■ EXERCISE OBJECTIVE: Assemble all lines in which the string "note" appears.
>> Start
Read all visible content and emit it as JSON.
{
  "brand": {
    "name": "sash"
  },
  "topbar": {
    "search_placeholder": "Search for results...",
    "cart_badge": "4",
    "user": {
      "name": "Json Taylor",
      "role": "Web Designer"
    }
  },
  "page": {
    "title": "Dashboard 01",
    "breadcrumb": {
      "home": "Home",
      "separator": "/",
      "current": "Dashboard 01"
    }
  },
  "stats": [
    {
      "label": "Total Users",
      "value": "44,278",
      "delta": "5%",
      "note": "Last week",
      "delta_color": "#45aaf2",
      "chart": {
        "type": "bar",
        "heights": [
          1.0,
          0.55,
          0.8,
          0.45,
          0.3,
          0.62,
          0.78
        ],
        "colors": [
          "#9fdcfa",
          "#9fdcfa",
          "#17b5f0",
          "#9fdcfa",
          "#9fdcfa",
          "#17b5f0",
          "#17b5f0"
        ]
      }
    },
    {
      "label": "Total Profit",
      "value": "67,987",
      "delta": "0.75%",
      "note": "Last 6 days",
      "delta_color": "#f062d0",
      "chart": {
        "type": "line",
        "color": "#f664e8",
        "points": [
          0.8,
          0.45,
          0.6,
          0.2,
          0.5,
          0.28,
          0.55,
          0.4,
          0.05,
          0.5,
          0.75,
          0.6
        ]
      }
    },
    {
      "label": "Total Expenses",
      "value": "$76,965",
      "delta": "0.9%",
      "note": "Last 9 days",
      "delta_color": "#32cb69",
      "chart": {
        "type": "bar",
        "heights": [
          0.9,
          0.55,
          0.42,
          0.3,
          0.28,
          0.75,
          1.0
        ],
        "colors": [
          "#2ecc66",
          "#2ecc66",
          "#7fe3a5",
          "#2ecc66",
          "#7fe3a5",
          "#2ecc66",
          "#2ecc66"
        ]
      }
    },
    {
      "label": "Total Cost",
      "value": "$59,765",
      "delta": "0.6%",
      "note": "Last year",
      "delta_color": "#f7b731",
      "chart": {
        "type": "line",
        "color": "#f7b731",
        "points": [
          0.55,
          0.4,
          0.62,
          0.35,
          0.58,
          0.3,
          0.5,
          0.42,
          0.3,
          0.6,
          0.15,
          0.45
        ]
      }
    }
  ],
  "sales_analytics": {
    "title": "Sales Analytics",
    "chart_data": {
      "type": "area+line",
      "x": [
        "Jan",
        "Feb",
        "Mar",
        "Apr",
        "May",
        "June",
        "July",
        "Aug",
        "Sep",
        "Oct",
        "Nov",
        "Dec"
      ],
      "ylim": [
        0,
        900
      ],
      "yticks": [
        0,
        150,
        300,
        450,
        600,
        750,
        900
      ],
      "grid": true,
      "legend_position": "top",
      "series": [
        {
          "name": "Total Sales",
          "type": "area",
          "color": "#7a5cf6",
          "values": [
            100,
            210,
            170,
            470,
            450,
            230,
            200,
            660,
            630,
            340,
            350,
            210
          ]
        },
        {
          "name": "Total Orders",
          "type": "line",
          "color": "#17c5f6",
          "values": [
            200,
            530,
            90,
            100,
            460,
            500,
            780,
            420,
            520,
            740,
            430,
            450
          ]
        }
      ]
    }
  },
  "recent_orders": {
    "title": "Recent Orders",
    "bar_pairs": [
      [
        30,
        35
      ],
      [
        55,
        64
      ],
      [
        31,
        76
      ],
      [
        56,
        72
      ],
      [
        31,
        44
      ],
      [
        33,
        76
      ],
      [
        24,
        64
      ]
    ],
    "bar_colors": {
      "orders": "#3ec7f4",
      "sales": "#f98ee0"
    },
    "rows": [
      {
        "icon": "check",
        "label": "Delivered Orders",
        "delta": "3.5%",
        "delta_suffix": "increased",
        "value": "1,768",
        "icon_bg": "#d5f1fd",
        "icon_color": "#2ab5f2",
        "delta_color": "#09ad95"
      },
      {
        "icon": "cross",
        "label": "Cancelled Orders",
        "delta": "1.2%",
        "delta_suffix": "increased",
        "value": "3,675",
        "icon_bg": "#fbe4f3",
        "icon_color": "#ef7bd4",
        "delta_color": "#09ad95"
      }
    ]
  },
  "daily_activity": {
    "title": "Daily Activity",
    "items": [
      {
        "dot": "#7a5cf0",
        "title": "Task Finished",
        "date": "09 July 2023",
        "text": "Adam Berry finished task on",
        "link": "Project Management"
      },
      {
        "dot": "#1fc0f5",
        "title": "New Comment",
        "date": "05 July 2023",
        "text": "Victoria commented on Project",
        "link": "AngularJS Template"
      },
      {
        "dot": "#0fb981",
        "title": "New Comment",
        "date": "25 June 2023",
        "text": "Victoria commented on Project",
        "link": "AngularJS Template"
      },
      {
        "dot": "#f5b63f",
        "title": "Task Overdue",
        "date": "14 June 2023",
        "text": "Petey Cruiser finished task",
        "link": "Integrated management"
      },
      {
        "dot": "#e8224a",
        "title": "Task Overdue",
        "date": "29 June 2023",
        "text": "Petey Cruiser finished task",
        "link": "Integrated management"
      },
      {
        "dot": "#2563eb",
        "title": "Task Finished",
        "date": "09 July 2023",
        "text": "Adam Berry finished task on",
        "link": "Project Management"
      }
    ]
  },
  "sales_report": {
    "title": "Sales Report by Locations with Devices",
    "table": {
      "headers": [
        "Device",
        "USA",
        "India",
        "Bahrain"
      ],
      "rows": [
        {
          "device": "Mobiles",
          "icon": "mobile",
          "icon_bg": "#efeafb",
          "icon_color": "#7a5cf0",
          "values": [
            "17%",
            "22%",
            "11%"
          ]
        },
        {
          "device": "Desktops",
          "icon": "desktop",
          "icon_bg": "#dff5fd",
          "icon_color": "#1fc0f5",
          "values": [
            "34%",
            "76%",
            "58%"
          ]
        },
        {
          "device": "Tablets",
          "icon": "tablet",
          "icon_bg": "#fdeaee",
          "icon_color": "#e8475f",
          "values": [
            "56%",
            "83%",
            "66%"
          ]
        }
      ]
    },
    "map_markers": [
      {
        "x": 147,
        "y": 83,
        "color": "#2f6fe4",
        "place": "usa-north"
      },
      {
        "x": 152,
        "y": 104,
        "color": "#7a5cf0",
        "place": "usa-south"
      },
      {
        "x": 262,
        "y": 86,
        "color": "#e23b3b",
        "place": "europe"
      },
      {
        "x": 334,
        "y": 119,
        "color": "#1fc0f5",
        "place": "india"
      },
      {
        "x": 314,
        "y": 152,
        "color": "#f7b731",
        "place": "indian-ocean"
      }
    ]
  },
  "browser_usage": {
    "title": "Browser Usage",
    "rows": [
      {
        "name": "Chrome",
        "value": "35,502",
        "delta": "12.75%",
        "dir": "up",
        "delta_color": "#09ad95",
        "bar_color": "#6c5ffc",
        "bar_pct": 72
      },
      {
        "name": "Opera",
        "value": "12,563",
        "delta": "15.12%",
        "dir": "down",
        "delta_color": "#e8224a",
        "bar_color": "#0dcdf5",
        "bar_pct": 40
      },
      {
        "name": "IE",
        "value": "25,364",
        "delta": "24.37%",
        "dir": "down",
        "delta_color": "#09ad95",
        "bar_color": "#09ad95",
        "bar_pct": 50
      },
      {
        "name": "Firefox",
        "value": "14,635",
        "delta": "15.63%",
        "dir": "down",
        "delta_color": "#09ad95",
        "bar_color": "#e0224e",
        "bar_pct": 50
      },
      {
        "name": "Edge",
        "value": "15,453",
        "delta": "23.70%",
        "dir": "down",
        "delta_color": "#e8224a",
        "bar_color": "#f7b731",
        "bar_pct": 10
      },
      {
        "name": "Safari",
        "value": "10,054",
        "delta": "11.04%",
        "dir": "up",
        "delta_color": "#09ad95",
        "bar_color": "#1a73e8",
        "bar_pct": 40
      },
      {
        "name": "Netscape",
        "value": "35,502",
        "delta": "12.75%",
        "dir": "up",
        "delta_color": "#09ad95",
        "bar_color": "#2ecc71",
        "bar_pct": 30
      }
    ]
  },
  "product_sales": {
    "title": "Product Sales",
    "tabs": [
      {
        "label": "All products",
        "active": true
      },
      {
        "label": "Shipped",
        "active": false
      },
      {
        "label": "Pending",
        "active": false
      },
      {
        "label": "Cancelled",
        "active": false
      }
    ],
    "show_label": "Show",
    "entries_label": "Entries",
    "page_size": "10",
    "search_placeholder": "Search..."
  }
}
>> End
■ ANSWER TO THE EXERCISE:
      "note": "Last week",
      "note": "Last 6 days",
      "note": "Last 9 days",
      "note": "Last year",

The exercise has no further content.